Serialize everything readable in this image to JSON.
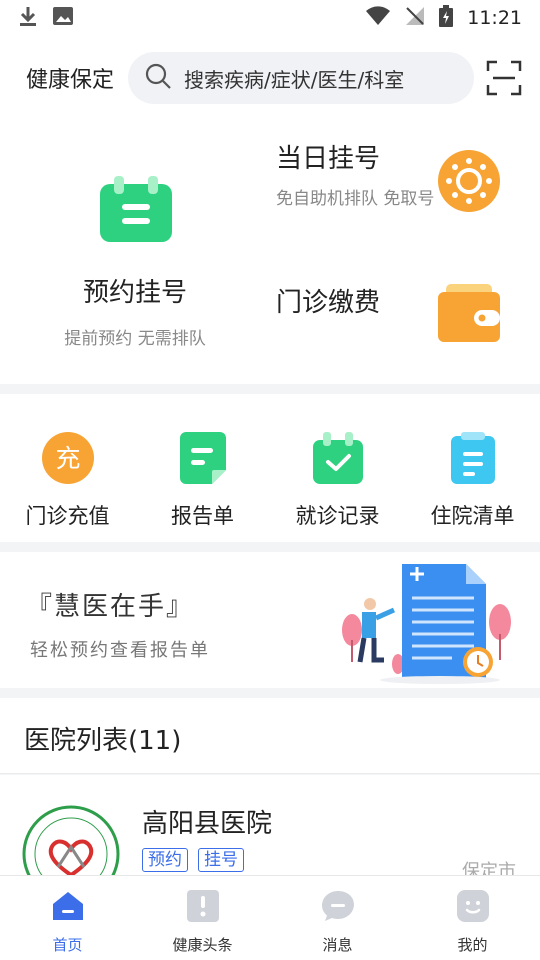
{
  "status_bar": {
    "time": "11:21"
  },
  "header": {
    "city": "健康保定",
    "search_placeholder": "搜索疾病/症状/医生/科室"
  },
  "top_services": {
    "appointment": {
      "title": "预约挂号",
      "subtitle": "提前预约 无需排队"
    },
    "same_day": {
      "title": "当日挂号",
      "subtitle": "免自助机排队 免取号"
    },
    "payment": {
      "title": "门诊缴费"
    }
  },
  "quick_actions": [
    {
      "label": "门诊充值",
      "icon": "recharge-icon",
      "glyph": "充"
    },
    {
      "label": "报告单",
      "icon": "report-icon"
    },
    {
      "label": "就诊记录",
      "icon": "visit-record-icon"
    },
    {
      "label": "住院清单",
      "icon": "inpatient-list-icon"
    }
  ],
  "banner": {
    "title": "『慧医在手』",
    "subtitle": "轻松预约查看报告单"
  },
  "hospital_list": {
    "title": "医院列表(11)",
    "items": [
      {
        "name": "高阳县医院",
        "tags": [
          "预约",
          "挂号"
        ],
        "city": "保定市"
      }
    ]
  },
  "tabbar": [
    {
      "label": "首页",
      "icon": "home-icon",
      "active": true
    },
    {
      "label": "健康头条",
      "icon": "headline-icon",
      "active": false
    },
    {
      "label": "消息",
      "icon": "message-icon",
      "active": false
    },
    {
      "label": "我的",
      "icon": "profile-icon",
      "active": false
    }
  ],
  "colors": {
    "accent": "#3b6ee8",
    "green": "#2ed180",
    "orange": "#f7a435",
    "cyan": "#3ec7f0"
  }
}
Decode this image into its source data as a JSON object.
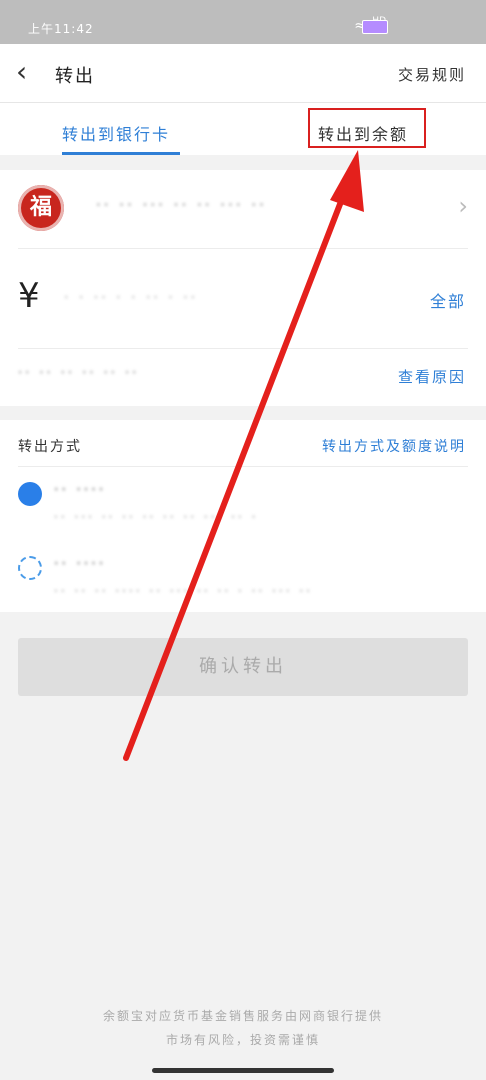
{
  "status_bar": {
    "time": "上午11:42",
    "signal": "HD",
    "signal2": "HD"
  },
  "header": {
    "title": "转出",
    "rules_link": "交易规则",
    "back_icon": "back-chevron-icon"
  },
  "tabs": [
    {
      "label": "转出到银行卡",
      "active": true
    },
    {
      "label": "转出到余额",
      "active": false
    }
  ],
  "bank": {
    "name": "·· ·· ··· ·· ·· ··· ··",
    "seal_text": "福",
    "chevron_icon": "chevron-right-icon"
  },
  "amount": {
    "currency_symbol": "¥",
    "placeholder": "· · ·· · · ·· · ··",
    "all_label": "全部"
  },
  "limit": {
    "note": "·· ·· ·· ·· ·· ··",
    "reason_link": "查看原因"
  },
  "method": {
    "label": "转出方式",
    "info_link": "转出方式及额度说明",
    "options": [
      {
        "title": "·· ····",
        "desc": "·· ··· ·· ·· ·· ·· ·· ··· ·· ·"
      },
      {
        "title": "·· ····",
        "desc": "·· ·· ·· ···· ·· ··· ·· ·· · ·· ··· ··"
      }
    ]
  },
  "confirm_button": "确认转出",
  "footer": {
    "line1": "余额宝对应货币基金销售服务由网商银行提供",
    "line2": "市场有风险，投资需谨慎"
  },
  "colors": {
    "accent": "#2f7fd6",
    "annotation": "#d9201f",
    "seal": "#c8261e"
  }
}
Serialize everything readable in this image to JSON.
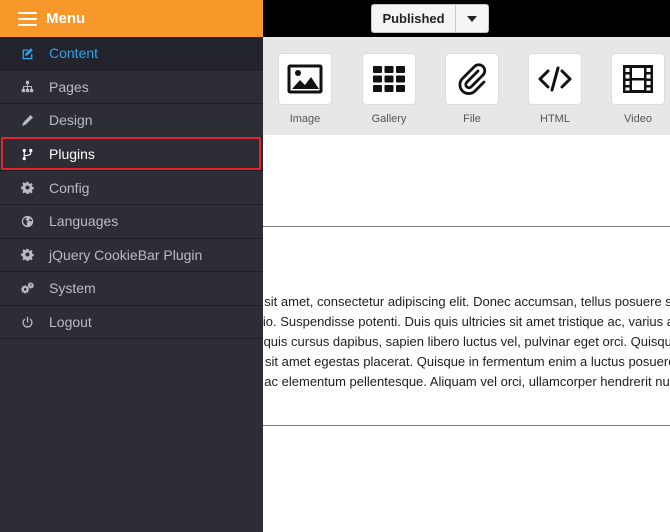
{
  "menu": {
    "title": "Menu"
  },
  "sidebar": {
    "items": [
      {
        "label": "Content",
        "icon": "edit-icon"
      },
      {
        "label": "Pages",
        "icon": "sitemap-icon"
      },
      {
        "label": "Design",
        "icon": "pencil-icon"
      },
      {
        "label": "Plugins",
        "icon": "plug-icon"
      },
      {
        "label": "Config",
        "icon": "gear-icon"
      },
      {
        "label": "Languages",
        "icon": "globe-icon"
      },
      {
        "label": "jQuery CookieBar Plugin",
        "icon": "gear-icon"
      },
      {
        "label": "System",
        "icon": "gears-icon"
      },
      {
        "label": "Logout",
        "icon": "power-icon"
      }
    ]
  },
  "topbar": {
    "publish_label": "Published"
  },
  "toolbar": {
    "tools": [
      {
        "label": "Image",
        "icon": "image-icon"
      },
      {
        "label": "Gallery",
        "icon": "grid-icon"
      },
      {
        "label": "File",
        "icon": "paperclip-icon"
      },
      {
        "label": "HTML",
        "icon": "code-icon"
      },
      {
        "label": "Video",
        "icon": "film-icon"
      }
    ]
  },
  "content": {
    "lines": [
      "Lorem ipsum dolor sit amet, consectetur adipiscing elit. Donec accumsan, tellus posuere sodales rhoncus, nulla nulla",
      "Donec non ante odio. Suspendisse potenti. Duis quis ultricies sit amet tristique ac, varius at nisi. Vivamus eros massa, aliquet at se",
      "Sed molestie, odio quis cursus dapibus, sapien libero luctus vel, pulvinar eget orci. Quisque sit amet posuere augue. Aenean sodales",
      "Cras volutpat nunc sit amet egestas placerat. Quisque in fermentum enim a luctus posuere. Mauris elementum facilisis urna, a ad",
      "Nunc dapibus odio ac elementum pellentesque. Aliquam vel orci, ullamcorper hendrerit nunc a, fringilla rhoncus est. Suspendisse laore"
    ]
  },
  "colors": {
    "accent": "#f8982a",
    "sidebar_bg": "#2c2d35",
    "active_text": "#2ea3f2",
    "highlight_border": "#e4232f"
  }
}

=-=-=-=-=

## Exercise goal
Look for lines containing the string "elementum" and copy them all.

## Written response
      "Cras volutpat nunc sit amet egestas placerat. Quisque in fermentum enim a luctus posuere. Mauris elementum facilisis urna, a ad",
      "Nunc dapibus odio ac elementum pellentesque. Aliquam vel orci, ullamcorper hendrerit nunc a, fringilla rhoncus est. Suspendisse laore"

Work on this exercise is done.